[Chart and figure data]
* * *
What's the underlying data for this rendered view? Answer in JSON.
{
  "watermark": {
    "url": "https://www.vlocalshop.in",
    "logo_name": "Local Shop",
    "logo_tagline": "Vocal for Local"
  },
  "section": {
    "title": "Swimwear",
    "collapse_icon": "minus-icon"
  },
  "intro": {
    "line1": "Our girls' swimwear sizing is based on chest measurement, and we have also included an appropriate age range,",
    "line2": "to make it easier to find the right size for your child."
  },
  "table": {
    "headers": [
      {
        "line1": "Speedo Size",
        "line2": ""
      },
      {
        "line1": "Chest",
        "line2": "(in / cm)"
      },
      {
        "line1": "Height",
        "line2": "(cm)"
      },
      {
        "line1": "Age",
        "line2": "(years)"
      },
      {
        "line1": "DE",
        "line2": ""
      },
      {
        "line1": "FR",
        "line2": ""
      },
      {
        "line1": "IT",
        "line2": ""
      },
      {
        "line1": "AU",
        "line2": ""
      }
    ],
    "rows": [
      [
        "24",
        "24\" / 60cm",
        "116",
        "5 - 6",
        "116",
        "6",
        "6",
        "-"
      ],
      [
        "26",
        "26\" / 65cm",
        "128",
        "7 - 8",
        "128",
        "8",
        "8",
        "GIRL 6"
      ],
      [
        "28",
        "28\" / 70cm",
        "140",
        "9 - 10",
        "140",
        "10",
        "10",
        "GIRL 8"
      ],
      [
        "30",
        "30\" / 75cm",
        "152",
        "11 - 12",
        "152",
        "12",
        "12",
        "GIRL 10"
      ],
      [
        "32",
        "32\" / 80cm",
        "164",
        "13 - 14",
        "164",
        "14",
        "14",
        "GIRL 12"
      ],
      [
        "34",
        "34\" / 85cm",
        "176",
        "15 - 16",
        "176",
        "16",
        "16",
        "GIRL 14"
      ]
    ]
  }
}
* * *
▶ The task:
Write out all the data again, exactly as it appears.

▶ Solution for this task:
What's the underlying data for this rendered view? Answer in JSON.
{
  "watermark": {
    "url": "https://www.vlocalshop.in",
    "logo_name": "Local Shop",
    "logo_tagline": "Vocal for Local"
  },
  "section": {
    "title": "Swimwear",
    "collapse_icon": "minus-icon"
  },
  "intro": {
    "line1": "Our girls' swimwear sizing is based on chest measurement, and we have also included an appropriate age range,",
    "line2": "to make it easier to find the right size for your child."
  },
  "table": {
    "headers": [
      {
        "line1": "Speedo Size",
        "line2": ""
      },
      {
        "line1": "Chest",
        "line2": "(in / cm)"
      },
      {
        "line1": "Height",
        "line2": "(cm)"
      },
      {
        "line1": "Age",
        "line2": "(years)"
      },
      {
        "line1": "DE",
        "line2": ""
      },
      {
        "line1": "FR",
        "line2": ""
      },
      {
        "line1": "IT",
        "line2": ""
      },
      {
        "line1": "AU",
        "line2": ""
      }
    ],
    "rows": [
      [
        "24",
        "24\" / 60cm",
        "116",
        "5 - 6",
        "116",
        "6",
        "6",
        "-"
      ],
      [
        "26",
        "26\" / 65cm",
        "128",
        "7 - 8",
        "128",
        "8",
        "8",
        "GIRL 6"
      ],
      [
        "28",
        "28\" / 70cm",
        "140",
        "9 - 10",
        "140",
        "10",
        "10",
        "GIRL 8"
      ],
      [
        "30",
        "30\" / 75cm",
        "152",
        "11 - 12",
        "152",
        "12",
        "12",
        "GIRL 10"
      ],
      [
        "32",
        "32\" / 80cm",
        "164",
        "13 - 14",
        "164",
        "14",
        "14",
        "GIRL 12"
      ],
      [
        "34",
        "34\" / 85cm",
        "176",
        "15 - 16",
        "176",
        "16",
        "16",
        "GIRL 14"
      ]
    ]
  }
}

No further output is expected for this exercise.